Copy every line in the records below that contains the word "into".

--- start of DATA SHOWN ---

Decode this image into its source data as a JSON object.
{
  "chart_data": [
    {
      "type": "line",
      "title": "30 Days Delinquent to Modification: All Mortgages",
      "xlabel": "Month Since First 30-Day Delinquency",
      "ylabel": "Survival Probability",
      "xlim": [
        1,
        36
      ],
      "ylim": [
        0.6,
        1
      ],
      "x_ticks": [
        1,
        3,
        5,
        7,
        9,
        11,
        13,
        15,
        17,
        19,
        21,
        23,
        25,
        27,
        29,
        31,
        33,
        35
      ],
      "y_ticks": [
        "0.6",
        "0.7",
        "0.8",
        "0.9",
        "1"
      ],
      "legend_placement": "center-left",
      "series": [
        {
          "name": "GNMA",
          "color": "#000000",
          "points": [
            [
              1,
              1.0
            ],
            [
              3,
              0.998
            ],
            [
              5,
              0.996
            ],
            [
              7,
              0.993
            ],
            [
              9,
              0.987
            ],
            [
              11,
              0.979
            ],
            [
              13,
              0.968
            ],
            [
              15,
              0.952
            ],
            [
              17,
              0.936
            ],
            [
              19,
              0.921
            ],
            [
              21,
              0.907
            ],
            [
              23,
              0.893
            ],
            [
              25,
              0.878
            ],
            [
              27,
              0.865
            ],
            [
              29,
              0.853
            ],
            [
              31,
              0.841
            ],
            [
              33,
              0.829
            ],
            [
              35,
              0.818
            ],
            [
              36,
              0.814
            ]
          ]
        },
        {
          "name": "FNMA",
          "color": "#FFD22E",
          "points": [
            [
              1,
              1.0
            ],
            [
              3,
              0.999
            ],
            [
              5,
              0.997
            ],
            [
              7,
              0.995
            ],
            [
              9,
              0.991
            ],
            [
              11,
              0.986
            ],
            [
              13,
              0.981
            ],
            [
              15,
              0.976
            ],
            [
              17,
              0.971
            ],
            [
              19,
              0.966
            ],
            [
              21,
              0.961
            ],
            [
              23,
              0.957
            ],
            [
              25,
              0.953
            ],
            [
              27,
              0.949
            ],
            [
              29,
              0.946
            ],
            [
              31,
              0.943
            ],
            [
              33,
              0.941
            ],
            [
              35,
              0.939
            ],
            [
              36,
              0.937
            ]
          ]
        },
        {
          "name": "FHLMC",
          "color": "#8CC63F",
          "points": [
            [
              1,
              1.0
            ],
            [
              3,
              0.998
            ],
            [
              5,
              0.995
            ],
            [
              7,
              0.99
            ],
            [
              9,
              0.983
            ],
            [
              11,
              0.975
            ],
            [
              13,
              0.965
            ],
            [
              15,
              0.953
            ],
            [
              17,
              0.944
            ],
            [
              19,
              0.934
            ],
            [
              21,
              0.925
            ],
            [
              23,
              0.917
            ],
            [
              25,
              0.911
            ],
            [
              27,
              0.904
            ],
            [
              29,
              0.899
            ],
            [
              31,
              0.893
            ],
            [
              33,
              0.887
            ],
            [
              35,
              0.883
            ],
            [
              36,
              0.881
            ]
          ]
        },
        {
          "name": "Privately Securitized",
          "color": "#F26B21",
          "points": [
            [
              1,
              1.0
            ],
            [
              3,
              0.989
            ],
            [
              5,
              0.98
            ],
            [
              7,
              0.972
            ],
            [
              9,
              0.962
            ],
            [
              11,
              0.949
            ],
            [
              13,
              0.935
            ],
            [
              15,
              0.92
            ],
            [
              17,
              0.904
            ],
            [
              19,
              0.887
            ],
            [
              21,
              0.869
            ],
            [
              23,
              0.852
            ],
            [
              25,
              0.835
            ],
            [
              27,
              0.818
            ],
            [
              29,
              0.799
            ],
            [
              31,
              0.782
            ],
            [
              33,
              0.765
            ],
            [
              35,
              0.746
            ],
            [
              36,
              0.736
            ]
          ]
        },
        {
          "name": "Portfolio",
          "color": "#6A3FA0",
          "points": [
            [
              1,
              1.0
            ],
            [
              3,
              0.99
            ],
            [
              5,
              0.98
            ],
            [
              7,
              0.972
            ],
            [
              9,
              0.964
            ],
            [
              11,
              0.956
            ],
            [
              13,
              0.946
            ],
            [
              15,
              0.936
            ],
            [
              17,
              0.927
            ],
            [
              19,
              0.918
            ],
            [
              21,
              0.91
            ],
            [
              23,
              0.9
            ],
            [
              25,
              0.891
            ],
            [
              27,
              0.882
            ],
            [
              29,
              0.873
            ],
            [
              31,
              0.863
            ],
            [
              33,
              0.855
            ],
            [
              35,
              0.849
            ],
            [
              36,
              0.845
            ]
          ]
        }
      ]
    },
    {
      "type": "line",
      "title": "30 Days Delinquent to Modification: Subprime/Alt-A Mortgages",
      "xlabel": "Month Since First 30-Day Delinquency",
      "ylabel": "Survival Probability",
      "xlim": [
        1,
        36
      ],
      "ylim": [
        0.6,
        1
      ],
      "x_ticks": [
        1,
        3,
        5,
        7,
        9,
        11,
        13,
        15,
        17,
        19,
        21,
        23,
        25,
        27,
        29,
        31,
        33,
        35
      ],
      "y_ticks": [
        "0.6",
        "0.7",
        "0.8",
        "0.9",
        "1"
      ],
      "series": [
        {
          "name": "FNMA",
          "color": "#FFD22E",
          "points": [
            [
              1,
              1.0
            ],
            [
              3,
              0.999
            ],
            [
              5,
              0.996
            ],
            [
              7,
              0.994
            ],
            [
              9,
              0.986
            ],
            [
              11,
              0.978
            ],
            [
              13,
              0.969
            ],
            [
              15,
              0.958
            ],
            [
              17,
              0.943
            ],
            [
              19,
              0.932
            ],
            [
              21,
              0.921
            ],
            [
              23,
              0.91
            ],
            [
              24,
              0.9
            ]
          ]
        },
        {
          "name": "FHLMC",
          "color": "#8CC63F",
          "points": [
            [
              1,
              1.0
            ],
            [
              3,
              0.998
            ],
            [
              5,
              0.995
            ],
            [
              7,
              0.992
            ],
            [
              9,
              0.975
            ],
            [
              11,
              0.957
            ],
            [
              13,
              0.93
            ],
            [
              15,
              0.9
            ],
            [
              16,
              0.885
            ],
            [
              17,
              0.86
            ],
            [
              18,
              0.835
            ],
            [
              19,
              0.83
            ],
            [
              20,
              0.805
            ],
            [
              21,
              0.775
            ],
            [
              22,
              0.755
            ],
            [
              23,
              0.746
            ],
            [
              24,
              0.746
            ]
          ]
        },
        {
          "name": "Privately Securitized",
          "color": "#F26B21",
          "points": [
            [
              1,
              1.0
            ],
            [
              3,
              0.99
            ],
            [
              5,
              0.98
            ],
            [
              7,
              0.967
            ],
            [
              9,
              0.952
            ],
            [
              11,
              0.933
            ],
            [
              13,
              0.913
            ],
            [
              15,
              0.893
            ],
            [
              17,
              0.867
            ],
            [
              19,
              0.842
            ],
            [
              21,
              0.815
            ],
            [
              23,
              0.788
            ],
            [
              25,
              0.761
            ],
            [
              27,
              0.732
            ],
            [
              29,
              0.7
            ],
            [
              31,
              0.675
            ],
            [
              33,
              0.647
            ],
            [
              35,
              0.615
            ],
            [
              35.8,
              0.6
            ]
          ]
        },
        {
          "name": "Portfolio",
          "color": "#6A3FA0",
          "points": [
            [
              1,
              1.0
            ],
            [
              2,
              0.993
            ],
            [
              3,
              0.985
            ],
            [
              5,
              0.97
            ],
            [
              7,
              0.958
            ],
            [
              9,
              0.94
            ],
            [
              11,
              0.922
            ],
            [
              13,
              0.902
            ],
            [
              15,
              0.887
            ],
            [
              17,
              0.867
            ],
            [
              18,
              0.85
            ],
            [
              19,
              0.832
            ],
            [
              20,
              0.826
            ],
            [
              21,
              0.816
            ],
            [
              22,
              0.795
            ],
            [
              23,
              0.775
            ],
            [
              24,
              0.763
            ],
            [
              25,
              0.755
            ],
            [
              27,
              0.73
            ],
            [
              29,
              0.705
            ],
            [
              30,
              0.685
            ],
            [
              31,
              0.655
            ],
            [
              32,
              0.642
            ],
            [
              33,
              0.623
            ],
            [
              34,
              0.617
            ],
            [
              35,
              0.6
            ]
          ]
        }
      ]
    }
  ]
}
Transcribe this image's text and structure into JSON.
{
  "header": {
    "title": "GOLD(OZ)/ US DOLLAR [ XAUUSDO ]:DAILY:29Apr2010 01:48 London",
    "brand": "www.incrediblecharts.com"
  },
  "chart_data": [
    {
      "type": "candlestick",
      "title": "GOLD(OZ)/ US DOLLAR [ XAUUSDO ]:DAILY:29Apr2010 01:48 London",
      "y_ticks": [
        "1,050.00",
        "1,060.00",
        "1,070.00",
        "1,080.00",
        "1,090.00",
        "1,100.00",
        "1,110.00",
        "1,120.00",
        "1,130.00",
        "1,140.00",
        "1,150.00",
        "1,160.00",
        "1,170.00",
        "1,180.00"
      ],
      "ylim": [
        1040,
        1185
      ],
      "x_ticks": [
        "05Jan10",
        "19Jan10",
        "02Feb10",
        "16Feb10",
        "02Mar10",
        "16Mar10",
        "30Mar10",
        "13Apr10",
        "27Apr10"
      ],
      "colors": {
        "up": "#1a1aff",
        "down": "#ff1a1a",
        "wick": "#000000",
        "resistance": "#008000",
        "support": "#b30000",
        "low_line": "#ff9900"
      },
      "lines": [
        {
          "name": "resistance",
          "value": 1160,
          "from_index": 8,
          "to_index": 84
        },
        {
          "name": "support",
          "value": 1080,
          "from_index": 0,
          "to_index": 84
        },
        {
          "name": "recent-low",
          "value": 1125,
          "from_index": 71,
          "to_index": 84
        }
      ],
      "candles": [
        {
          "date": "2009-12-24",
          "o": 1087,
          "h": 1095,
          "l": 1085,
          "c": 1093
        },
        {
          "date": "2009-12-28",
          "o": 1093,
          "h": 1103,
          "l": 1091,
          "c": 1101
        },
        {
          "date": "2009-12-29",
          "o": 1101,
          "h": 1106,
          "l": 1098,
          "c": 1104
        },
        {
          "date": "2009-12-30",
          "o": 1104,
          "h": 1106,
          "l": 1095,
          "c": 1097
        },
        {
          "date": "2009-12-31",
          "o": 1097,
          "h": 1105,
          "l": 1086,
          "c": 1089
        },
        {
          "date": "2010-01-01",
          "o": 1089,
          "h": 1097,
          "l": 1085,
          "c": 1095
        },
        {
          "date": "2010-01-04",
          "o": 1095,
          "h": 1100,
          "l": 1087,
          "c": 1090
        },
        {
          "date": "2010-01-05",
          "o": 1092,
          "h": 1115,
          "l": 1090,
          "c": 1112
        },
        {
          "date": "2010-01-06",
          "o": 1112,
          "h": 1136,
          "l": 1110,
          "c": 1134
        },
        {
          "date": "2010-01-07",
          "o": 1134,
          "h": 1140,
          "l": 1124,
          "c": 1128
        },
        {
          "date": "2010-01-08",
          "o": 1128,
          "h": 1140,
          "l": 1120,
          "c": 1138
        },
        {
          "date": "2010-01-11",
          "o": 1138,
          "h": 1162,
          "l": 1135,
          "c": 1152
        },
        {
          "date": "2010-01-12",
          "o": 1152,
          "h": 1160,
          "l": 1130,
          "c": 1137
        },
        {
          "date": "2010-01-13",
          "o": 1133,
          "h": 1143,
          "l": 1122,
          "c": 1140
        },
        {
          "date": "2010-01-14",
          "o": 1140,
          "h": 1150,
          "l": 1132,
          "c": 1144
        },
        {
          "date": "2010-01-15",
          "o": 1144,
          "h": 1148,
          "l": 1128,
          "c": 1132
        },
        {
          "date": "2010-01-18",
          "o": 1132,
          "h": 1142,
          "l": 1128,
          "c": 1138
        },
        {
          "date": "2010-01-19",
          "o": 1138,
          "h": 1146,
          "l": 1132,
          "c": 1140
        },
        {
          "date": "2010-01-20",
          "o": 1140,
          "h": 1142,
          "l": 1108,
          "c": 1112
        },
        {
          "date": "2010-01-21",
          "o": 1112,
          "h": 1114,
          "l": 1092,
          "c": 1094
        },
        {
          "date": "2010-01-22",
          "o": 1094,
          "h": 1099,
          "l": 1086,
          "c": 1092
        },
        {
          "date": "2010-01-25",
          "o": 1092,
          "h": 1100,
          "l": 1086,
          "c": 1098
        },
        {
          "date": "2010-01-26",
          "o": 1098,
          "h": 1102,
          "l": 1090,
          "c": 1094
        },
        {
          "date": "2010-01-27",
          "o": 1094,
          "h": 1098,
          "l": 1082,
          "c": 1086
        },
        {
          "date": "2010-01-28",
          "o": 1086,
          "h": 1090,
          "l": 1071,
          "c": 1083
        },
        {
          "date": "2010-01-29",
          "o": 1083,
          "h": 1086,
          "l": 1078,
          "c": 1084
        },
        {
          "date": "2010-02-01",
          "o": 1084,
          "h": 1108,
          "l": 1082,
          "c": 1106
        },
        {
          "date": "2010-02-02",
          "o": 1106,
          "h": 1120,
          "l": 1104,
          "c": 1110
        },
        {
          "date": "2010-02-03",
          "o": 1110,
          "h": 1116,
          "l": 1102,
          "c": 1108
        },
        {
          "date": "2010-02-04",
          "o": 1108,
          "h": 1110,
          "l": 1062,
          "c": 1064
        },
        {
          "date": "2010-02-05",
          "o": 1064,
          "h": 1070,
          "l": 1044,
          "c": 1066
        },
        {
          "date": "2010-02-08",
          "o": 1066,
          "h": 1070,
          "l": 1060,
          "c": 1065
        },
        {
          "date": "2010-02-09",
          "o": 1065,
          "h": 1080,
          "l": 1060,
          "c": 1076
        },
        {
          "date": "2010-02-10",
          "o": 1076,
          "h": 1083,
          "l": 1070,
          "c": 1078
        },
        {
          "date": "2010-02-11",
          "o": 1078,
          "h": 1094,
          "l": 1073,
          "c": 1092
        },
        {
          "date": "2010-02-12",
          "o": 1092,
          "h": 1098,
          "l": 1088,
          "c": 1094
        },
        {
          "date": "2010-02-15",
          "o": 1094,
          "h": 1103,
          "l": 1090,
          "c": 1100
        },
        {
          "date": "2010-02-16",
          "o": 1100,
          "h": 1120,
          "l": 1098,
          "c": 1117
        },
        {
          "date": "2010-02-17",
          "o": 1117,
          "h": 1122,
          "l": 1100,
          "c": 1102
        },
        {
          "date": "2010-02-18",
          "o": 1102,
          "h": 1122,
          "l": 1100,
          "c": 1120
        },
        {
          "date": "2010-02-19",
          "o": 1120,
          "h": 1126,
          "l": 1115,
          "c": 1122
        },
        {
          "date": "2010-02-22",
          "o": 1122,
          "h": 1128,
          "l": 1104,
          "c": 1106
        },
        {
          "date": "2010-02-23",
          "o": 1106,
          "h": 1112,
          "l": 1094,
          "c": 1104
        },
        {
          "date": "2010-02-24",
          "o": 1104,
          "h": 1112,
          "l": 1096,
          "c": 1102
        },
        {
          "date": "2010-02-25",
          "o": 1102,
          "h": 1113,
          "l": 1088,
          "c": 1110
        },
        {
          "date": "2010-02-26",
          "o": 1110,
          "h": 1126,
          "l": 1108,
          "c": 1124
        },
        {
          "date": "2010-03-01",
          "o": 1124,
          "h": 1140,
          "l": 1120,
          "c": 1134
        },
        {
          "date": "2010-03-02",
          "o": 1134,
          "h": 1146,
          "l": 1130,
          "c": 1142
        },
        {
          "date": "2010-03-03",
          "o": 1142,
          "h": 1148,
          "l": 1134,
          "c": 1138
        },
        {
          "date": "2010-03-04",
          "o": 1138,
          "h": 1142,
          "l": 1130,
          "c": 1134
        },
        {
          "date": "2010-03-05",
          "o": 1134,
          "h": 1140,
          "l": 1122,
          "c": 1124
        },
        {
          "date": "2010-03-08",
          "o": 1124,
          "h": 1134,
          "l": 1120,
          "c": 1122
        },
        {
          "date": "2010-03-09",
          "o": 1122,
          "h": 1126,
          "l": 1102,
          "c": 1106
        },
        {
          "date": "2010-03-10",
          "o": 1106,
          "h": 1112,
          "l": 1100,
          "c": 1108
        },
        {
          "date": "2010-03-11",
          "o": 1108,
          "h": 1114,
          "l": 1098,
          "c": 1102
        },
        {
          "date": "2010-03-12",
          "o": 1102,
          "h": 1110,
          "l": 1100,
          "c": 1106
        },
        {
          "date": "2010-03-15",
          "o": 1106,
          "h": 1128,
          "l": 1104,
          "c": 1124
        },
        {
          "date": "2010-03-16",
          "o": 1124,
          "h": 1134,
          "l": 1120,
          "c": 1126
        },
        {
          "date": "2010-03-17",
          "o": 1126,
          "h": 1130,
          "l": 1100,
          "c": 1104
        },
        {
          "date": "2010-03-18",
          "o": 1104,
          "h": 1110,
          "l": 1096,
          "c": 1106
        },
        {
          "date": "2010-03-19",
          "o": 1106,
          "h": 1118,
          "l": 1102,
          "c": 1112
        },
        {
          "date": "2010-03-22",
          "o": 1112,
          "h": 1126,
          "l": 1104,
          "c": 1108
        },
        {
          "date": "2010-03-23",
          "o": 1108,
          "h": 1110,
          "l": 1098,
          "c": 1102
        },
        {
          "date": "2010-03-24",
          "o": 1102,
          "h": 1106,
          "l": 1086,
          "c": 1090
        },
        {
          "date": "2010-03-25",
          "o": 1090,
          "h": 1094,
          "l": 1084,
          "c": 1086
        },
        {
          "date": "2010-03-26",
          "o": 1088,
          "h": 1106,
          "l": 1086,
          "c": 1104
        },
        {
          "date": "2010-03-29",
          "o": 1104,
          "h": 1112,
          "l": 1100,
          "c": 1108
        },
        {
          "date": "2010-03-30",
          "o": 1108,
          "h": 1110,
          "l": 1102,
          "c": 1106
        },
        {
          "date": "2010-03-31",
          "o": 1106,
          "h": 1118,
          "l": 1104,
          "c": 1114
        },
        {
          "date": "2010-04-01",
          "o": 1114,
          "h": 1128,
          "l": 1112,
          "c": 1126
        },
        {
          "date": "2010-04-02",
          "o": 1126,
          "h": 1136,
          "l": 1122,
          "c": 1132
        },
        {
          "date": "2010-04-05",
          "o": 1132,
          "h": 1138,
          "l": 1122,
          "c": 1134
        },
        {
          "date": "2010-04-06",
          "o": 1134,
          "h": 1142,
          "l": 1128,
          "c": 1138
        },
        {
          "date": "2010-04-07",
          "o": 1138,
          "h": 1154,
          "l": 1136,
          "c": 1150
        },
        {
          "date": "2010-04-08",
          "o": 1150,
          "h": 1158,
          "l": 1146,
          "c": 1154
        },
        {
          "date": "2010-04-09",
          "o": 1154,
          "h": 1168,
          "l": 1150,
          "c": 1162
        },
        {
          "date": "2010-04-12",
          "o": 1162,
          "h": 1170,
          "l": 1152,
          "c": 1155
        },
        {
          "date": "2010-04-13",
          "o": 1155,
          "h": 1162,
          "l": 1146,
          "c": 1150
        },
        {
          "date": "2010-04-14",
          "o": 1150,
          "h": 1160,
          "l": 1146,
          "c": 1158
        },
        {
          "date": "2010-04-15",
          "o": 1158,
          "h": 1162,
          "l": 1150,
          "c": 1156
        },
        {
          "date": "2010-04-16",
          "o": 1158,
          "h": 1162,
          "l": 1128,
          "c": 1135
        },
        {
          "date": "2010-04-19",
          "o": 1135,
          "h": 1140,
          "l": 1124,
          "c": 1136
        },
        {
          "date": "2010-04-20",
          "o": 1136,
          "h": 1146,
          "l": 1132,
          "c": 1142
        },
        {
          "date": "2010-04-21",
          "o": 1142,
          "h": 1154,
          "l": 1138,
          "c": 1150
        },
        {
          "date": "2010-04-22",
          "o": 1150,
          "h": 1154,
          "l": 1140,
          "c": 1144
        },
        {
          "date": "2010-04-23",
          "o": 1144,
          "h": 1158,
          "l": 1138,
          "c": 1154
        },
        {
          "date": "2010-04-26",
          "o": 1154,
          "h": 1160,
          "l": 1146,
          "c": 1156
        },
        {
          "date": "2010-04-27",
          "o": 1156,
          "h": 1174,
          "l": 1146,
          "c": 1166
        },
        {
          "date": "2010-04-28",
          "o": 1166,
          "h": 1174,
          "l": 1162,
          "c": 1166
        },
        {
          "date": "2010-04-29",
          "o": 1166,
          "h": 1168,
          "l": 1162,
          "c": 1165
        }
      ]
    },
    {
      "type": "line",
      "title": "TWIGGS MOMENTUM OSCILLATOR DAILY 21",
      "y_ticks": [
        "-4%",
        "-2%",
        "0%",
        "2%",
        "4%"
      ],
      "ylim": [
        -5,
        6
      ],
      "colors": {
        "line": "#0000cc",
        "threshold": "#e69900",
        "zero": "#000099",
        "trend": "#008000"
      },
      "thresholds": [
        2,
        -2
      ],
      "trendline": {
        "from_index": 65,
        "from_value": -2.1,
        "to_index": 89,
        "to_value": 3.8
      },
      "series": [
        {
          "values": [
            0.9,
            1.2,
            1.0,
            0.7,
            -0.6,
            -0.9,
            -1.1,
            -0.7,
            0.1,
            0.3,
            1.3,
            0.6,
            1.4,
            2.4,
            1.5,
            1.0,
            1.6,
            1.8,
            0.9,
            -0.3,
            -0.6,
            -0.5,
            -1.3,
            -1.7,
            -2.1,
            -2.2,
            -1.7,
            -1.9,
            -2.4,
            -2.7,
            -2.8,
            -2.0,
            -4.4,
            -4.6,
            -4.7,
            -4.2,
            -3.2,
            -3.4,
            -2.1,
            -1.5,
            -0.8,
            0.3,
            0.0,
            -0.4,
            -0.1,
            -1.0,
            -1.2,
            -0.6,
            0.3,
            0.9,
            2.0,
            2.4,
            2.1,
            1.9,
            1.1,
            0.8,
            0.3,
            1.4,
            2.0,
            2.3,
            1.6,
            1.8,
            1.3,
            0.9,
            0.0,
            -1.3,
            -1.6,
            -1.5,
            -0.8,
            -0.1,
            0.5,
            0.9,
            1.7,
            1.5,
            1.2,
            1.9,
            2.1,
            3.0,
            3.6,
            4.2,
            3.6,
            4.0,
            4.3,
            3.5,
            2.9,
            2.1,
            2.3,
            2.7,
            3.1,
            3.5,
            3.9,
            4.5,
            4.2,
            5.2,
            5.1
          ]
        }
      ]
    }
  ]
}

--- end of DATA SHOWN ---

**REPLY TO THE TASK**
Decode this image into its source data as a JSON object.
Transcribe this image's text and structure into JSON.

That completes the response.